§ **Problem to work on**: Extend the UPSC geography question page below, picking up right after its last sentence.

§ **Extracted text**:

Geography 2025 Paper II 50 marks Discuss

Q4

(a) "Socio-political landscape in India is a result of regional consciousness creating inter-state disputes." Discuss with region specific examples. 20 (b) Why cottage industries in India are an integral part of Indian socio-economic structure ? Assess this with reference to different types of cottage industries in rural India. 15 (c) "The rural settlements in India are highly diversified due to both physical and cultural factors." Justify the statement with examples. 15

हिंदी में प्रश्न पढ़ें

(a) "भारत में सामाजिक-राजनीतिक परिदृश्य क्षेत्रीय चेतना का परिणाम है जो अंतर-राज्य विवाद पैदा करता है ।" क्षेत्र विशेष उदाहरणों के साथ चर्चा कीजिए । 20 (b) भारत में कुटीर उद्योग भारतीय सामाजिक-आर्थिक संरचना का अभिन्न अंग क्यों हैं ? ग्रामीण भारत में विभिन्न प्रकार के कुटीर उद्योगों के संदर्भ में इसका आकलन कीजिए । 15 (c) "भारत में ग्रामीण बस्तियों में भौतिक और सांस्कृतिक दोनों कारकों के कारण अत्यधिक विविधता है ।" उदाहरणों सहित कथन की पुष्टि कीजिए । 15

Directive word: Discuss

This question asks you to discuss. The directive word signals the depth of analysis expected, the structure of your answer, and the weight of evidence you must bring.

See our UPSC directive words guide for a full breakdown of how to respond to each command word.

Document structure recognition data
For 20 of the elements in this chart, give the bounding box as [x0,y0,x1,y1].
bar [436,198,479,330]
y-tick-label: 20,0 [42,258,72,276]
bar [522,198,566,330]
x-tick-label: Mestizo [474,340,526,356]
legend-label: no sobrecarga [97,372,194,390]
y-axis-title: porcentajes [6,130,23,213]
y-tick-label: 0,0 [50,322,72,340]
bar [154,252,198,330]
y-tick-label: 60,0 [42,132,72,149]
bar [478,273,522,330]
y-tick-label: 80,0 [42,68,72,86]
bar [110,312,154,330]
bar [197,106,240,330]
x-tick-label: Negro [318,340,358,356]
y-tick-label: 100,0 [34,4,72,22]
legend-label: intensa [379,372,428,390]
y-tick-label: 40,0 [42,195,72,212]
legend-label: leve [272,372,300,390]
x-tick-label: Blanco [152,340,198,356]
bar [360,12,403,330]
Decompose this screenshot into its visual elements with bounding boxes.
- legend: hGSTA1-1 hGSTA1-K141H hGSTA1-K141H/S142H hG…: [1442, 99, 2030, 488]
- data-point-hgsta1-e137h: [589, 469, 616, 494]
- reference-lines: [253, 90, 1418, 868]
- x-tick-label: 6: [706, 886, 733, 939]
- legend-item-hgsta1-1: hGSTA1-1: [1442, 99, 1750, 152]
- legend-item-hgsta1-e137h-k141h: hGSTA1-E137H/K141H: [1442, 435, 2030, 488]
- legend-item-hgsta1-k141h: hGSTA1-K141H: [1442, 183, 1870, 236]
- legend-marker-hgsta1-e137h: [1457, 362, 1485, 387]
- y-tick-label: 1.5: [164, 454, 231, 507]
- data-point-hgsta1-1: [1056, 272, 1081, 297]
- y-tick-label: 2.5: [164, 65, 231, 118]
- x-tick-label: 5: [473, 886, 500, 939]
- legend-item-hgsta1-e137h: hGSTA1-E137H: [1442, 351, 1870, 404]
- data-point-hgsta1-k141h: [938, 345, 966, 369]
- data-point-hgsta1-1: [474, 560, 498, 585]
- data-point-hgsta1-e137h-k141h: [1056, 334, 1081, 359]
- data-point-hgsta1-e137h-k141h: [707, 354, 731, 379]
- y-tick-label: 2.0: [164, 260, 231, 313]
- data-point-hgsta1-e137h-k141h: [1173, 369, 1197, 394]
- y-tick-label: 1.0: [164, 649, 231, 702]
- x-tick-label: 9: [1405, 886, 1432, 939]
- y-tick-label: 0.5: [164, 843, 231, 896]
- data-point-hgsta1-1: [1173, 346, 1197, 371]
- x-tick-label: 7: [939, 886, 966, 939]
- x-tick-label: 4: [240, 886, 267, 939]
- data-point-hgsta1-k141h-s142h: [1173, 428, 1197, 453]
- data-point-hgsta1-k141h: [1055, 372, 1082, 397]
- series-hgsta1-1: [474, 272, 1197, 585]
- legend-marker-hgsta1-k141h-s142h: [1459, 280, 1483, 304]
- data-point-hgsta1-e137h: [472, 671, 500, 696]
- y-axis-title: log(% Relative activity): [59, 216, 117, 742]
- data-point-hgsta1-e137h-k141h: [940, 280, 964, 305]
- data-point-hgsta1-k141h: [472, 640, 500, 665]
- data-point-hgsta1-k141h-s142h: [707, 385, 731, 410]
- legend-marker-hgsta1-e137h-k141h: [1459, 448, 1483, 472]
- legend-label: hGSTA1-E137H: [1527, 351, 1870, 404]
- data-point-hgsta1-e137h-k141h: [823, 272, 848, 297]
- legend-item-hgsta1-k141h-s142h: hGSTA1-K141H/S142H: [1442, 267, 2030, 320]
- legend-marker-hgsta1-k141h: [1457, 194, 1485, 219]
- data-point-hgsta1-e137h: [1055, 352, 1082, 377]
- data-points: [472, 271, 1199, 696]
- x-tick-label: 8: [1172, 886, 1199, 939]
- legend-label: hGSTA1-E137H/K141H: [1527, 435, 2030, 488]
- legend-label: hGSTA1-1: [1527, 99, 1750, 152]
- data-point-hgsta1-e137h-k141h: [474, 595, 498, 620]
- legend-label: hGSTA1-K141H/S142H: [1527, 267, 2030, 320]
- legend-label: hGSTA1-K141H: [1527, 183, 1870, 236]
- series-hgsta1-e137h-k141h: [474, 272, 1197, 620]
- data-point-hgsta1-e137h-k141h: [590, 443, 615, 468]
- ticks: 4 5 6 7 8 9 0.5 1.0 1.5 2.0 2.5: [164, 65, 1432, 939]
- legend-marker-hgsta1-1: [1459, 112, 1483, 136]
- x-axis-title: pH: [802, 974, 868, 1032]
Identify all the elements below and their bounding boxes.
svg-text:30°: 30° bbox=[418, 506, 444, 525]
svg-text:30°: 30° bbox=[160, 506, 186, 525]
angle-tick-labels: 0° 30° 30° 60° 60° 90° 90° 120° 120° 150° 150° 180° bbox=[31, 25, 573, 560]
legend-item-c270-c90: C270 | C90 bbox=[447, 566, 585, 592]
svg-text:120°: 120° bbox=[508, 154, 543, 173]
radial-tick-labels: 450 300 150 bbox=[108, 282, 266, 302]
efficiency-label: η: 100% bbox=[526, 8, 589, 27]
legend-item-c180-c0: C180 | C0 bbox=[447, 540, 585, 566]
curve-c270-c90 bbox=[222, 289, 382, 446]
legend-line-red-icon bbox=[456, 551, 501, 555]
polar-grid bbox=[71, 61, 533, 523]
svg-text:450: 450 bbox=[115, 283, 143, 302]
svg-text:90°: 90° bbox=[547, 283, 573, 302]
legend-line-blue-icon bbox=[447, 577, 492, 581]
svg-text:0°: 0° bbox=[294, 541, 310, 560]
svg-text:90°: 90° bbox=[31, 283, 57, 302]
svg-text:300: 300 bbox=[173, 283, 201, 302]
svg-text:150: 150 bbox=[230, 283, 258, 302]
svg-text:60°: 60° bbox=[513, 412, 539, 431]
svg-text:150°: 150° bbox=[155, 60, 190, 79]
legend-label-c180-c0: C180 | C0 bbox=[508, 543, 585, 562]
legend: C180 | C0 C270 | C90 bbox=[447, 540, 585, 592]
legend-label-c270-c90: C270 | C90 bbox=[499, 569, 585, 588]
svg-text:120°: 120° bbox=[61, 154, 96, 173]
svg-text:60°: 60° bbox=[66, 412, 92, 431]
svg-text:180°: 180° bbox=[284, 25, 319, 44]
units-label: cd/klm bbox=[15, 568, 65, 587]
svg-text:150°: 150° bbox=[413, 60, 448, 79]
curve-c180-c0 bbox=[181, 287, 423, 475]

§ **Exercise output**:
How this answer will be evaluated

Approach

The directive 'discuss' for part (a) requires a balanced examination of regional consciousness as a causative factor for inter-state disputes, while parts (b) and (c) demand 'assess' and 'justify' respectively. Allocate approximately 40% of time/words to part (a) given its 20 marks, with 30% each to parts (b) and (c). Structure with a brief integrated introduction, three distinct sections addressing each sub-part with clear sub-headings, and a conclusion synthesizing how regional diversity manifests across political, economic, and settlement dimensions.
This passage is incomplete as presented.